EXCERPT PROVIDED:

⟨

Ammonia World statistics in a few pictures

[Heavy Johnson]

So I got bored and crunched numbers on Ammonia worlds based on the data helpfully provided by EDastro.com. Here's what you get:

Your best chances for finding AWs are in K, M, and F class systems. G and A less so, and everything else is not even worth putting on the graph.

This really just confirms the above data. AWs are mainly in d and c mass systems, with some stragglers in b mass systems. Those are also the mass types you expect to find K-F type stars. If in the future we can filter the route plotter by system mass, this might be helpful.

If you're lucky enough to find an AW moon around a gas giant, it's most likely from a Class III gas giant. Amusingly GG with ammonia life are less likely to harbor AW moons than GG with water based life. Note: There are ZERO known AW around a Class V gas giant. First explorer to find one gets bragging rights.

Ammonia worlds radius is strongly focused in the 4000-5000 km range, and then sharply drop off.


Any other statistics on AWs anyone is interested in?

 

[Rooster Podunk]

"There are ZERO known AW around a Class V gas giant. First explorer to find one gets bragging rights."

digs out the bucket list...yes right here on page 598...got it.

⟩

Boxed element entries:
⟨

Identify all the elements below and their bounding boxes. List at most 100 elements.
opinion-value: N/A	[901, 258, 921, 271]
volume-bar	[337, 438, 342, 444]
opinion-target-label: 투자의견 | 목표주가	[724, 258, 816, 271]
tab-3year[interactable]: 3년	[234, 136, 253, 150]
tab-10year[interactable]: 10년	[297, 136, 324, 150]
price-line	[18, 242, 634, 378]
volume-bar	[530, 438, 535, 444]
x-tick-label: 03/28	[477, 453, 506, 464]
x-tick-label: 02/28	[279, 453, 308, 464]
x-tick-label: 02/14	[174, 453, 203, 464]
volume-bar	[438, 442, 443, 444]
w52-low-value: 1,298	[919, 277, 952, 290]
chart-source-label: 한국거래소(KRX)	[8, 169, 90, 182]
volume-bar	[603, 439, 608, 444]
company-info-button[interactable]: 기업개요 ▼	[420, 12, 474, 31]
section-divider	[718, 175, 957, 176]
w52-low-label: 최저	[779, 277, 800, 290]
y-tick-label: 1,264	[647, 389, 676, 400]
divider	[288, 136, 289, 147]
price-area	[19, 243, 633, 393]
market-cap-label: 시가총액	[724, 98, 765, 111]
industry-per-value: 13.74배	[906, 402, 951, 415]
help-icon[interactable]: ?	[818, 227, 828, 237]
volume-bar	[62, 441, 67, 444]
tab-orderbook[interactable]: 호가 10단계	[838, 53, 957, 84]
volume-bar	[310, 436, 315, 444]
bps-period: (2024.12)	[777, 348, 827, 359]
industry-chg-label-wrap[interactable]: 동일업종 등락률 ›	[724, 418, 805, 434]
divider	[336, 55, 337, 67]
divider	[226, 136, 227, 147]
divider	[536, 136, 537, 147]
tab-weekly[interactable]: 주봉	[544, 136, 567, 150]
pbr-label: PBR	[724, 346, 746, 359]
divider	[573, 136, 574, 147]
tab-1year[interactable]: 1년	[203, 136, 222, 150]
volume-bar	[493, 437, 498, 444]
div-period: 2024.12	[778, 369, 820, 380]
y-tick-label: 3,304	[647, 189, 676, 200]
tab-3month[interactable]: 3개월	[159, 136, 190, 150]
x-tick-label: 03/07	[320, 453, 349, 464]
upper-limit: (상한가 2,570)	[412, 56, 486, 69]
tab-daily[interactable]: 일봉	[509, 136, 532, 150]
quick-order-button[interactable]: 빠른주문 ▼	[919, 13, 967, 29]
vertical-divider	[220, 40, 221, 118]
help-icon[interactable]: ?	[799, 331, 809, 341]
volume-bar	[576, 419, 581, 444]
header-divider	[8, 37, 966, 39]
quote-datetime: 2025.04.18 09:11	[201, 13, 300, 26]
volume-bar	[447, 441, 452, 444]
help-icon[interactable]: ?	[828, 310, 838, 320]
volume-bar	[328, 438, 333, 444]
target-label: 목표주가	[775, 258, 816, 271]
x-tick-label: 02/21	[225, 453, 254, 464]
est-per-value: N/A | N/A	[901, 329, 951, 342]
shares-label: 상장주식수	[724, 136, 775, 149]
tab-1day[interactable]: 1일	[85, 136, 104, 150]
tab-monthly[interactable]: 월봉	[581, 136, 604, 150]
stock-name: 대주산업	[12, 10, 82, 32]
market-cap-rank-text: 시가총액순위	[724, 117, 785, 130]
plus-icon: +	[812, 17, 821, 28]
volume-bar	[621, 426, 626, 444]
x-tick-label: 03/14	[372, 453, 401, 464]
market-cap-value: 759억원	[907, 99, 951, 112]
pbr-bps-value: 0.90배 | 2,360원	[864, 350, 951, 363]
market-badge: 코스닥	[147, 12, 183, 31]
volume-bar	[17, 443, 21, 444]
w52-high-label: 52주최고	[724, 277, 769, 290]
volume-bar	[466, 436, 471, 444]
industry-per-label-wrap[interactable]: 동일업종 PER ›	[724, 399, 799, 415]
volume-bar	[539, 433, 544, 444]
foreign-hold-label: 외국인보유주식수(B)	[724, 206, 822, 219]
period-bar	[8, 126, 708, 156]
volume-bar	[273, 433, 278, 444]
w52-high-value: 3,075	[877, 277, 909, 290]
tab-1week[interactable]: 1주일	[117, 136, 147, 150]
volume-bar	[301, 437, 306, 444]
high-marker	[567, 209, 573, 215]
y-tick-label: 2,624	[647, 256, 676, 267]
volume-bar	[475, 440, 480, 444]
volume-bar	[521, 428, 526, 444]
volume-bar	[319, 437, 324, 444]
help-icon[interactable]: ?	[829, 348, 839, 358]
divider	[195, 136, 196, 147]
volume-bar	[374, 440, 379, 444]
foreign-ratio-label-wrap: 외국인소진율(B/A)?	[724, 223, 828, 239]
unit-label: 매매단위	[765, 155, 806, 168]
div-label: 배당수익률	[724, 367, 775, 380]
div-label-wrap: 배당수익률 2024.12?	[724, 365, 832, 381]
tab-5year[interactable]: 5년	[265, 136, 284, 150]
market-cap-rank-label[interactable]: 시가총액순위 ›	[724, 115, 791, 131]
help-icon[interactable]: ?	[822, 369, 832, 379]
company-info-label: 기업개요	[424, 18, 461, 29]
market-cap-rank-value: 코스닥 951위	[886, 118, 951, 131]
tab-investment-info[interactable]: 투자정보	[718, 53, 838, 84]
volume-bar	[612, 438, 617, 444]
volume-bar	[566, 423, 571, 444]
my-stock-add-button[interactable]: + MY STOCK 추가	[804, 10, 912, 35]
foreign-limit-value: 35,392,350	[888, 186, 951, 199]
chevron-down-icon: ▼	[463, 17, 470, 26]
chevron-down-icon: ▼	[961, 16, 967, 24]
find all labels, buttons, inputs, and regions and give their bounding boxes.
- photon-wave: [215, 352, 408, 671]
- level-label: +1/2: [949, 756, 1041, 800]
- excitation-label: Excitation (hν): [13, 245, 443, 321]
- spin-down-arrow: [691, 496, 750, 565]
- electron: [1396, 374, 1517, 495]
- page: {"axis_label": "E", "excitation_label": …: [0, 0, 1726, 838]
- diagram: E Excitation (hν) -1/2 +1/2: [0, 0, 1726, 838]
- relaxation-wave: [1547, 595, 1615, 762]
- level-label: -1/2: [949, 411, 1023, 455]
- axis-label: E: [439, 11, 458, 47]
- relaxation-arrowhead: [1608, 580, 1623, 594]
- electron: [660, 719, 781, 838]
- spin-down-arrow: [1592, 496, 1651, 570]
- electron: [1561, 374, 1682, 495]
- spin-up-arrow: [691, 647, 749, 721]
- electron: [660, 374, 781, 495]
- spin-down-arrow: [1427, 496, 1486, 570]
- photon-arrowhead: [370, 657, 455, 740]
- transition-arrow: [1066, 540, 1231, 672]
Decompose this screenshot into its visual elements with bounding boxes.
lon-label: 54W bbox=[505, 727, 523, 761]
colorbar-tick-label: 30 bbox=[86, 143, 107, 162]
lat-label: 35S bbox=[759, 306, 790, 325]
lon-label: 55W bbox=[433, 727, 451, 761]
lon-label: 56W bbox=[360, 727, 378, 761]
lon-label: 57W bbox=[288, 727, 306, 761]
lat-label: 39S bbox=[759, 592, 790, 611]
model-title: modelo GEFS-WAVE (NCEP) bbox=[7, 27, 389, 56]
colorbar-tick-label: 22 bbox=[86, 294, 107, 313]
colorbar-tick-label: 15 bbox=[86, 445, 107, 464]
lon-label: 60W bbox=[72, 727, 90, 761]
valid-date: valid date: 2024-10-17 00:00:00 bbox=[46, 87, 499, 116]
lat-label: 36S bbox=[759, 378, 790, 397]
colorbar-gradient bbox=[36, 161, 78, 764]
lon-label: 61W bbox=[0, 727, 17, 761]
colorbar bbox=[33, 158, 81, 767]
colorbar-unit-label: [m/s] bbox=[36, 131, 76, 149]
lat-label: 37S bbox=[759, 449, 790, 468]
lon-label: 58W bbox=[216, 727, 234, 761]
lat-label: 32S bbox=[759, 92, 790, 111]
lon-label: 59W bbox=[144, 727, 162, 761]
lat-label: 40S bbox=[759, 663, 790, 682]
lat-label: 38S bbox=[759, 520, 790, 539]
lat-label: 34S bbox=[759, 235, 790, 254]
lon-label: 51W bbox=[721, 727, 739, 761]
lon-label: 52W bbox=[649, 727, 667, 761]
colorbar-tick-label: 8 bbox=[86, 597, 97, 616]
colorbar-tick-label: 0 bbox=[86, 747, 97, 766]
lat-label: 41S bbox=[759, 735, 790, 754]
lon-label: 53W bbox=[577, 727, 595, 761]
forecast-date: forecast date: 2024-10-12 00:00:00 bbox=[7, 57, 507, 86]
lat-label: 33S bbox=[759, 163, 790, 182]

⟩

WRITTEN INSTRUCTION:
Decide whether each statement below agrees with the thread on ammonia world statistics, answering yes or no and quoting the deciding words of the thread. (a) The best chances for finding ammonia worlds are in K, M, and F class systems. (b) Gas giants with ammonia-based life are more likely to harbor ammonia world moons than gas giants with water-based life. (c) Several ammonia worlds are known around Class V gas giants.

RESPONSE TO THIS TASK:
(a) Yes: "Your best chances for finding AWs are in K, M, and F class systems."
(b) No: "Amusingly GG with ammonia life are less likely to harbor AW moons than GG with water based life."
(c) No: "There are ZERO known AW around a Class V gas giant."